What the task asks |
Extract all the entries below, reproducing every line unchanged, and omit the pictures.

## BEGIN Data for processing

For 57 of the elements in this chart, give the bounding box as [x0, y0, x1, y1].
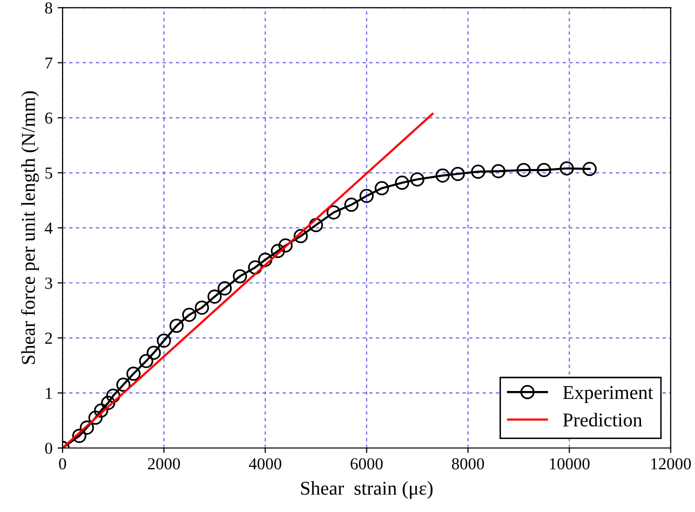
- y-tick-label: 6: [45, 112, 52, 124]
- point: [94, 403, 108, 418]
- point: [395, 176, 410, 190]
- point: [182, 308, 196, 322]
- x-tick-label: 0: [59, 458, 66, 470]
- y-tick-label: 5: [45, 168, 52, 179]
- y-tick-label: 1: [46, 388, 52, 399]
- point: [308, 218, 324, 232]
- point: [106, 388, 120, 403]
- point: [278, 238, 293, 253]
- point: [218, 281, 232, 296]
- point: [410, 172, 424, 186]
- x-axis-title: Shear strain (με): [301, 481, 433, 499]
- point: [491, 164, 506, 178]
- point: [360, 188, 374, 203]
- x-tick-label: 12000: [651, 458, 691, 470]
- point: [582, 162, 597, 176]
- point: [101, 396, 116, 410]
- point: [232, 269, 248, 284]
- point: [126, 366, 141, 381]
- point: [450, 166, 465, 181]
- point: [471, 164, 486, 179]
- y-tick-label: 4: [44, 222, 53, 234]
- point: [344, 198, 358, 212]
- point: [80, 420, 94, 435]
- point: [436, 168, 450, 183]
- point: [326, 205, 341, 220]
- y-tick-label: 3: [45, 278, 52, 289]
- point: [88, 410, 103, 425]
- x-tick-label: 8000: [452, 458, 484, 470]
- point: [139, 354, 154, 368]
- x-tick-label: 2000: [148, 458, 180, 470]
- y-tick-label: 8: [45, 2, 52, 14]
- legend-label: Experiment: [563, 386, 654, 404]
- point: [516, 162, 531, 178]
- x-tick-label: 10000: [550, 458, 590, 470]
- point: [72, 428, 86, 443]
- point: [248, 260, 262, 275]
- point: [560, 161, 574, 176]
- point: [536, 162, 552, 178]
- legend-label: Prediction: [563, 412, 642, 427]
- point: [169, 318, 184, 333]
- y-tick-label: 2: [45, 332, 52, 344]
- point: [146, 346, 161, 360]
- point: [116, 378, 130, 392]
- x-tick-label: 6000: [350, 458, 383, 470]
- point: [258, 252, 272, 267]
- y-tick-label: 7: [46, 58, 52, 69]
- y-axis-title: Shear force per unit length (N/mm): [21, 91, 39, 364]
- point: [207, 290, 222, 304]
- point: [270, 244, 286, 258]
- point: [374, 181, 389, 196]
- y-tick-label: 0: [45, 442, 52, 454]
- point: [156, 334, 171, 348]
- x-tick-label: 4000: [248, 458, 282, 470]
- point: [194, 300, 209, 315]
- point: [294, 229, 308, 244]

## END Data for processing

Solution to this exercise |
For 57 of the elements in this chart, give the bounding box as [x0, y0, x1, y1].
- y-tick-label: 6: [45, 112, 52, 124]
- point: [94, 403, 108, 418]
- point: [395, 176, 410, 190]
- point: [182, 308, 196, 322]
- x-tick-label: 0: [59, 458, 66, 470]
- y-tick-label: 5: [45, 168, 52, 179]
- y-tick-label: 1: [46, 388, 52, 399]
- point: [308, 218, 324, 232]
- point: [106, 388, 120, 403]
- point: [278, 238, 293, 253]
- point: [218, 281, 232, 296]
- point: [410, 172, 424, 186]
- x-axis-title: Shear strain (με): [301, 481, 433, 499]
- point: [491, 164, 506, 178]
- point: [360, 188, 374, 203]
- x-tick-label: 12000: [651, 458, 691, 470]
- point: [582, 162, 597, 176]
- point: [101, 396, 116, 410]
- point: [232, 269, 248, 284]
- point: [126, 366, 141, 381]
- point: [450, 166, 465, 181]
- point: [471, 164, 486, 179]
- y-tick-label: 4: [44, 222, 53, 234]
- point: [344, 198, 358, 212]
- point: [80, 420, 94, 435]
- point: [436, 168, 450, 183]
- point: [326, 205, 341, 220]
- y-tick-label: 3: [45, 278, 52, 289]
- point: [88, 410, 103, 425]
- x-tick-label: 8000: [452, 458, 484, 470]
- point: [139, 354, 154, 368]
- x-tick-label: 2000: [148, 458, 180, 470]
- y-tick-label: 8: [45, 2, 52, 14]
- legend-label: Experiment: [563, 386, 654, 404]
- point: [516, 162, 531, 178]
- x-tick-label: 10000: [550, 458, 590, 470]
- point: [72, 428, 86, 443]
- point: [248, 260, 262, 275]
- point: [560, 161, 574, 176]
- point: [536, 162, 552, 178]
- legend-label: Prediction: [563, 412, 642, 427]
- point: [169, 318, 184, 333]
- y-tick-label: 2: [45, 332, 52, 344]
- point: [146, 346, 161, 360]
- point: [116, 378, 130, 392]
- x-tick-label: 6000: [350, 458, 383, 470]
- point: [258, 252, 272, 267]
- y-tick-label: 7: [46, 58, 52, 69]
- y-axis-title: Shear force per unit length (N/mm): [21, 91, 39, 364]
- point: [207, 290, 222, 304]
- point: [270, 244, 286, 258]
- point: [374, 181, 389, 196]
- y-tick-label: 0: [45, 442, 52, 454]
- point: [156, 334, 171, 348]
- x-tick-label: 4000: [248, 458, 282, 470]
- point: [194, 300, 209, 315]
- point: [294, 229, 308, 244]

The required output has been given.